**所给摘录:**
====

自修复近红外荧光与pH超敏感聚多肽纳米粒的合成及在药物可视化导向控释中的应用

It is very important to treat the cancer at its early stage via nano-theranostics, and the imaging technologies with high sensitiveness are of especial important for the imaging-guided diagnosis and therapy. The key points include increasing the stability and the enhancement of the signal. Near infrared (NIR) fluorescence has attracted much attention for its large penetrative depth for tissues. Here, in this proposal, we will try to prepare polypeptide-based polymeric materials as the nano-carriers, the self-healing NIR fluorescence molecules as the probe, and the pH responsive properties as the mechanism for fluorescence off/on and enhancement. A series of amphiphilic block polypeptides with various tertiary amino groups at the side chains will be designed and synthesized for the polymers owning a pH-responsive assembly-disassembly behavior. Self-healing NIR fluorescence probes can be synthesized by conjugation of quencher of triplet state to decrease the blinking and photobleaching. Next, the NIR probes are conjugated by chemical linking to the target or non-target copolymers, and the materials should own an ultra-pH sensitive dark/light fluorescence ratio. The polymeric nanoparticles are then used as the theranostic drug to detect the special target of tumor or cancer cells. After the imaging of the targets, the encapsulated drug or photosensitizers can be trigged for kill the cancer cell. The research will be very helpful for developing new polymeric system for cancer theranostics.

====

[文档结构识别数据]

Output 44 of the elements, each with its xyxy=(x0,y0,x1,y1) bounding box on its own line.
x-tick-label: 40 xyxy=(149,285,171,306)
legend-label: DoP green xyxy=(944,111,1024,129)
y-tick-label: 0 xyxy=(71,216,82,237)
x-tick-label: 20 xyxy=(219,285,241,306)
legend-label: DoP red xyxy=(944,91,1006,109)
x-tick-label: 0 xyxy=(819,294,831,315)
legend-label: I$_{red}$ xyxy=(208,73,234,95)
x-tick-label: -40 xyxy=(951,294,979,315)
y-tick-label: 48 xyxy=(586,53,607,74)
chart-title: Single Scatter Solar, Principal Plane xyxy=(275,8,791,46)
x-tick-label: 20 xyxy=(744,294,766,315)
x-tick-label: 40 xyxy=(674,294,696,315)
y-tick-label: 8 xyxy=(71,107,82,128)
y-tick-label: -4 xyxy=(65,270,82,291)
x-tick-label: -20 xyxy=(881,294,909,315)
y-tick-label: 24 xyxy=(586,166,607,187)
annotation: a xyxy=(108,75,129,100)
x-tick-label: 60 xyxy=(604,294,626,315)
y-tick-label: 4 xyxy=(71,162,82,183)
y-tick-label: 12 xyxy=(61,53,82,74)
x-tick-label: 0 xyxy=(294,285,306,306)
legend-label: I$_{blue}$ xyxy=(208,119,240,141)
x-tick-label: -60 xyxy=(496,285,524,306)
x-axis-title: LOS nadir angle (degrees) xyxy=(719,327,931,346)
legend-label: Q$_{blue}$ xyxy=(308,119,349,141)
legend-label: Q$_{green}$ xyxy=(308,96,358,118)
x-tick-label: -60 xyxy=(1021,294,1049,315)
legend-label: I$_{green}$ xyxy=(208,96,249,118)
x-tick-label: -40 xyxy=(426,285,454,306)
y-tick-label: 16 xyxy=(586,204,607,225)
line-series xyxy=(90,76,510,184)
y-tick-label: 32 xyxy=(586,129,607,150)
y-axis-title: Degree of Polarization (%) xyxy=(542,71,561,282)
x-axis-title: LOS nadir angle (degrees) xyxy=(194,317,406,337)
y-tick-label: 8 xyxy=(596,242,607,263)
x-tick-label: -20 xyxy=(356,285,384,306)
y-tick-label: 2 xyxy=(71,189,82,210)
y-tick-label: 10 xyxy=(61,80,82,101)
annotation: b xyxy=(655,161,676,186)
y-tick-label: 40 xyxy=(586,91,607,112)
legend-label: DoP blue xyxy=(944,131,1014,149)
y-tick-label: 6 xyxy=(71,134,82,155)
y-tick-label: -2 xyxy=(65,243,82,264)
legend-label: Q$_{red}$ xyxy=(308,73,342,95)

====

**题目:** 按照这段讲近红外荧光聚多肽纳米粒的摘录，近红外荧光为什么很受关注？

**本题作答:** 因为它对组织的穿透深度大。